(Recorded data)
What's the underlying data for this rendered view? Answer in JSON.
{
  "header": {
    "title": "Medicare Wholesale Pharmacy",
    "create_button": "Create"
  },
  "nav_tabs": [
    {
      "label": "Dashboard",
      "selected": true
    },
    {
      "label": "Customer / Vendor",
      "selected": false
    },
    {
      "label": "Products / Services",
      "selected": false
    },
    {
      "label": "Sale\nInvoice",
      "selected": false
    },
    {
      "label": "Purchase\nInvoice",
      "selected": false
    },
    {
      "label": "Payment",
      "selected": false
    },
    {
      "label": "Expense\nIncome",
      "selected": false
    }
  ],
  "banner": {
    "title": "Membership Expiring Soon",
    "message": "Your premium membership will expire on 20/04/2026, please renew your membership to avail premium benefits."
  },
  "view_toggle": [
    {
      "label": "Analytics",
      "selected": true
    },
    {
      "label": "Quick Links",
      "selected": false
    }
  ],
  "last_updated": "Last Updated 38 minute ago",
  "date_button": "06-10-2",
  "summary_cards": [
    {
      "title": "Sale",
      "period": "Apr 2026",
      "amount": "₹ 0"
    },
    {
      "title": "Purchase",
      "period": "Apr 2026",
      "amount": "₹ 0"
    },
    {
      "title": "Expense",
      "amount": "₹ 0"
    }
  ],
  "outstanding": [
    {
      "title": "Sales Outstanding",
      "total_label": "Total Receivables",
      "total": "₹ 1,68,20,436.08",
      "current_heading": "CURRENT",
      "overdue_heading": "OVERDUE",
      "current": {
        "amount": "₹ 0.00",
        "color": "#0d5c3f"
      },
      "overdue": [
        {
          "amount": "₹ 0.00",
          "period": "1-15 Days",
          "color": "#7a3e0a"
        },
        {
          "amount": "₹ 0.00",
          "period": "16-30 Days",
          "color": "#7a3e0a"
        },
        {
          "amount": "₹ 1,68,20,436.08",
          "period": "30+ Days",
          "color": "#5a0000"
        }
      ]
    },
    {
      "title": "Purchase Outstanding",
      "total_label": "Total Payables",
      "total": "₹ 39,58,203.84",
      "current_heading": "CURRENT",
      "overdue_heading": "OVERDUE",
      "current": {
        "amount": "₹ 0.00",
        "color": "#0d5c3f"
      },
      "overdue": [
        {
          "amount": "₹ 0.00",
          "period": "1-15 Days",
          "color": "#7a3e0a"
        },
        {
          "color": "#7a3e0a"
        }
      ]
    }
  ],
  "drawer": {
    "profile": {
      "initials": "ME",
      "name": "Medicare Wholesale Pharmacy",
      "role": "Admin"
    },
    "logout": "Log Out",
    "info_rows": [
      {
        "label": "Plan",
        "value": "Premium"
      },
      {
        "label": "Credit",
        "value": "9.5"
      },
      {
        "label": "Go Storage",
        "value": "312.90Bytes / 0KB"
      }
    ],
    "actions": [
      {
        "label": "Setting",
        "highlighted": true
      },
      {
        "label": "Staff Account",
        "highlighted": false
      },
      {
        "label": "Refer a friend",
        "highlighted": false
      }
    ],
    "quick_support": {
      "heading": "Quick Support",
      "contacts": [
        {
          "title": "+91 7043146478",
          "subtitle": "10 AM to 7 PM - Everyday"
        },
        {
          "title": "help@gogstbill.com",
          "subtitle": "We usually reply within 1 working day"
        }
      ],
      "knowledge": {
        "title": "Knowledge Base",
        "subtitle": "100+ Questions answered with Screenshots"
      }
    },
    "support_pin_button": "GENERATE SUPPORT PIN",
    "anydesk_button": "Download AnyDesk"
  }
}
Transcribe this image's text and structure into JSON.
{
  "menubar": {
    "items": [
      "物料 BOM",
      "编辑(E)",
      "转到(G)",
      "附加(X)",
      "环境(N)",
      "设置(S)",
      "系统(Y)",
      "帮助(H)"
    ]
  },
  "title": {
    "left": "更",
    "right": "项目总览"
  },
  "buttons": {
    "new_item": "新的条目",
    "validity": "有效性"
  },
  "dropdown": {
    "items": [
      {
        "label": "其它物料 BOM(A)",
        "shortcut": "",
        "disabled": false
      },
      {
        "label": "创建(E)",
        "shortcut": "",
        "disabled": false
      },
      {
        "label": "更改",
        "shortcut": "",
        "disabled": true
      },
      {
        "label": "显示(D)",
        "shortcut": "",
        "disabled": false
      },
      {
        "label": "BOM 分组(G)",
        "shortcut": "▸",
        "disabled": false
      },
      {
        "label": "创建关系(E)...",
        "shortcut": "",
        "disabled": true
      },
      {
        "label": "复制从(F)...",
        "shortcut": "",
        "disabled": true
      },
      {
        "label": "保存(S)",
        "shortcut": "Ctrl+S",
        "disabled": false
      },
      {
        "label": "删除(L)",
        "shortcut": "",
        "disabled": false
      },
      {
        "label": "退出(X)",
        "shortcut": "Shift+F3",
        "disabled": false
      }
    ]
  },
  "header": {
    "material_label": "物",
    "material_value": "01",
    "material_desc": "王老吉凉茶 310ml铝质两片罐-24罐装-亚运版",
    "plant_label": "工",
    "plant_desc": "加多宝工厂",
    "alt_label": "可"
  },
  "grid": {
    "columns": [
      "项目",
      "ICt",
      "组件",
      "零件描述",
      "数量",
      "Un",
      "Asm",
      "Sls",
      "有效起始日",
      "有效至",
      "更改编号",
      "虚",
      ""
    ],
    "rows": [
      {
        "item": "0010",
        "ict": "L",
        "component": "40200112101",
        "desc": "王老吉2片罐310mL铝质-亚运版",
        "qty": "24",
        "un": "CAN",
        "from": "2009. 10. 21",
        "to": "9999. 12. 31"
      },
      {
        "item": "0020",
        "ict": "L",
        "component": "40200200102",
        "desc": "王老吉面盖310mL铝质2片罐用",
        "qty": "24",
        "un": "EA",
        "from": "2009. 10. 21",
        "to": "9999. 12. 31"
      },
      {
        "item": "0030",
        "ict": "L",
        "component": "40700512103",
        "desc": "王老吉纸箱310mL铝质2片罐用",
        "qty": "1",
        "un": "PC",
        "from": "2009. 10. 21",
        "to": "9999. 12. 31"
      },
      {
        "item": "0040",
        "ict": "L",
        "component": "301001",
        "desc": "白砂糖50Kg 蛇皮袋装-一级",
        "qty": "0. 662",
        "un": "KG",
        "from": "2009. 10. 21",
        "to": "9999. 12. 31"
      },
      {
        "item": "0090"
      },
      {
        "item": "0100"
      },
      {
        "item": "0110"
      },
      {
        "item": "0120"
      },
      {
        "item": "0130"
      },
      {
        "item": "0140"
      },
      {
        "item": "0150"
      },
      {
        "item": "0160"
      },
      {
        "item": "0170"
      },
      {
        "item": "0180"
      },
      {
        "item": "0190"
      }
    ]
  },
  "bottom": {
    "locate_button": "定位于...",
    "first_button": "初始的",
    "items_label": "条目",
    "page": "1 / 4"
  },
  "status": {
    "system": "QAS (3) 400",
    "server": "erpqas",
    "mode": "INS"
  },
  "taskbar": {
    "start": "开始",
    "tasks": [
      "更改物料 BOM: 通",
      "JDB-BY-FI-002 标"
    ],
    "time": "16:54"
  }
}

## [WHAT TO DO]
Transcribe all entries exactly as they are given.

## [RESULT FOR THIS TASK]
What's the underlying data for this rendered view? Answer in JSON.
{
  "header": {
    "title": "Medicare Wholesale Pharmacy",
    "create_button": "Create"
  },
  "nav_tabs": [
    {
      "label": "Dashboard",
      "selected": true
    },
    {
      "label": "Customer / Vendor",
      "selected": false
    },
    {
      "label": "Products / Services",
      "selected": false
    },
    {
      "label": "Sale\nInvoice",
      "selected": false
    },
    {
      "label": "Purchase\nInvoice",
      "selected": false
    },
    {
      "label": "Payment",
      "selected": false
    },
    {
      "label": "Expense\nIncome",
      "selected": false
    }
  ],
  "banner": {
    "title": "Membership Expiring Soon",
    "message": "Your premium membership will expire on 20/04/2026, please renew your membership to avail premium benefits."
  },
  "view_toggle": [
    {
      "label": "Analytics",
      "selected": true
    },
    {
      "label": "Quick Links",
      "selected": false
    }
  ],
  "last_updated": "Last Updated 38 minute ago",
  "date_button": "06-10-2",
  "summary_cards": [
    {
      "title": "Sale",
      "period": "Apr 2026",
      "amount": "₹ 0"
    },
    {
      "title": "Purchase",
      "period": "Apr 2026",
      "amount": "₹ 0"
    },
    {
      "title": "Expense",
      "amount": "₹ 0"
    }
  ],
  "outstanding": [
    {
      "title": "Sales Outstanding",
      "total_label": "Total Receivables",
      "total": "₹ 1,68,20,436.08",
      "current_heading": "CURRENT",
      "overdue_heading": "OVERDUE",
      "current": {
        "amount": "₹ 0.00",
        "color": "#0d5c3f"
      },
      "overdue": [
        {
          "amount": "₹ 0.00",
          "period": "1-15 Days",
          "color": "#7a3e0a"
        },
        {
          "amount": "₹ 0.00",
          "period": "16-30 Days",
          "color": "#7a3e0a"
        },
        {
          "amount": "₹ 1,68,20,436.08",
          "period": "30+ Days",
          "color": "#5a0000"
        }
      ]
    },
    {
      "title": "Purchase Outstanding",
      "total_label": "Total Payables",
      "total": "₹ 39,58,203.84",
      "current_heading": "CURRENT",
      "overdue_heading": "OVERDUE",
      "current": {
        "amount": "₹ 0.00",
        "color": "#0d5c3f"
      },
      "overdue": [
        {
          "amount": "₹ 0.00",
          "period": "1-15 Days",
          "color": "#7a3e0a"
        },
        {
          "color": "#7a3e0a"
        }
      ]
    }
  ],
  "drawer": {
    "profile": {
      "initials": "ME",
      "name": "Medicare Wholesale Pharmacy",
      "role": "Admin"
    },
    "logout": "Log Out",
    "info_rows": [
      {
        "label": "Plan",
        "value": "Premium"
      },
      {
        "label": "Credit",
        "value": "9.5"
      },
      {
        "label": "Go Storage",
        "value": "312.90Bytes / 0KB"
      }
    ],
    "actions": [
      {
        "label": "Setting",
        "highlighted": true
      },
      {
        "label": "Staff Account",
        "highlighted": false
      },
      {
        "label": "Refer a friend",
        "highlighted": false
      }
    ],
    "quick_support": {
      "heading": "Quick Support",
      "contacts": [
        {
          "title": "+91 7043146478",
          "subtitle": "10 AM to 7 PM - Everyday"
        },
        {
          "title": "help@gogstbill.com",
          "subtitle": "We usually reply within 1 working day"
        }
      ],
      "knowledge": {
        "title": "Knowledge Base",
        "subtitle": "100+ Questions answered with Screenshots"
      }
    },
    "support_pin_button": "GENERATE SUPPORT PIN",
    "anydesk_button": "Download AnyDesk"
  }
}
Transcribe this image's text and structure into JSON.
{
  "menubar": {
    "items": [
      "物料 BOM",
      "编辑(E)",
      "转到(G)",
      "附加(X)",
      "环境(N)",
      "设置(S)",
      "系统(Y)",
      "帮助(H)"
    ]
  },
  "title": {
    "left": "更",
    "right": "项目总览"
  },
  "buttons": {
    "new_item": "新的条目",
    "validity": "有效性"
  },
  "dropdown": {
    "items": [
      {
        "label": "其它物料 BOM(A)",
        "shortcut": "",
        "disabled": false
      },
      {
        "label": "创建(E)",
        "shortcut": "",
        "disabled": false
      },
      {
        "label": "更改",
        "shortcut": "",
        "disabled": true
      },
      {
        "label": "显示(D)",
        "shortcut": "",
        "disabled": false
      },
      {
        "label": "BOM 分组(G)",
        "shortcut": "▸",
        "disabled": false
      },
      {
        "label": "创建关系(E)...",
        "shortcut": "",
        "disabled": true
      },
      {
        "label": "复制从(F)...",
        "shortcut": "",
        "disabled": true
      },
      {
        "label": "保存(S)",
        "shortcut": "Ctrl+S",
        "disabled": false
      },
      {
        "label": "删除(L)",
        "shortcut": "",
        "disabled": false
      },
      {
        "label": "退出(X)",
        "shortcut": "Shift+F3",
        "disabled": false
      }
    ]
  },
  "header": {
    "material_label": "物",
    "material_value": "01",
    "material_desc": "王老吉凉茶 310ml铝质两片罐-24罐装-亚运版",
    "plant_label": "工",
    "plant_desc": "加多宝工厂",
    "alt_label": "可"
  },
  "grid": {
    "columns": [
      "项目",
      "ICt",
      "组件",
      "零件描述",
      "数量",
      "Un",
      "Asm",
      "Sls",
      "有效起始日",
      "有效至",
      "更改编号",
      "虚",
      ""
    ],
    "rows": [
      {
        "item": "0010",
        "ict": "L",
        "component": "40200112101",
        "desc": "王老吉2片罐310mL铝质-亚运版",
        "qty": "24",
        "un": "CAN",
        "from": "2009. 10. 21",
        "to": "9999. 12. 31"
      },
      {
        "item": "0020",
        "ict": "L",
        "component": "40200200102",
        "desc": "王老吉面盖310mL铝质2片罐用",
        "qty": "24",
        "un": "EA",
        "from": "2009. 10. 21",
        "to": "9999. 12. 31"
      },
      {
        "item": "0030",
        "ict": "L",
        "component": "40700512103",
        "desc": "王老吉纸箱310mL铝质2片罐用",
        "qty": "1",
        "un": "PC",
        "from": "2009. 10. 21",
        "to": "9999. 12. 31"
      },
      {
        "item": "0040",
        "ict": "L",
        "component": "301001",
        "desc": "白砂糖50Kg 蛇皮袋装-一级",
        "qty": "0. 662",
        "un": "KG",
        "from": "2009. 10. 21",
        "to": "9999. 12. 31"
      },
      {
        "item": "0090"
      },
      {
        "item": "0100"
      },
      {
        "item": "0110"
      },
      {
        "item": "0120"
      },
      {
        "item": "0130"
      },
      {
        "item": "0140"
      },
      {
        "item": "0150"
      },
      {
        "item": "0160"
      },
      {
        "item": "0170"
      },
      {
        "item": "0180"
      },
      {
        "item": "0190"
      }
    ]
  },
  "bottom": {
    "locate_button": "定位于...",
    "first_button": "初始的",
    "items_label": "条目",
    "page": "1 / 4"
  },
  "status": {
    "system": "QAS (3) 400",
    "server": "erpqas",
    "mode": "INS"
  },
  "taskbar": {
    "start": "开始",
    "tasks": [
      "更改物料 BOM: 通",
      "JDB-BY-FI-002 标"
    ],
    "time": "16:54"
  }
}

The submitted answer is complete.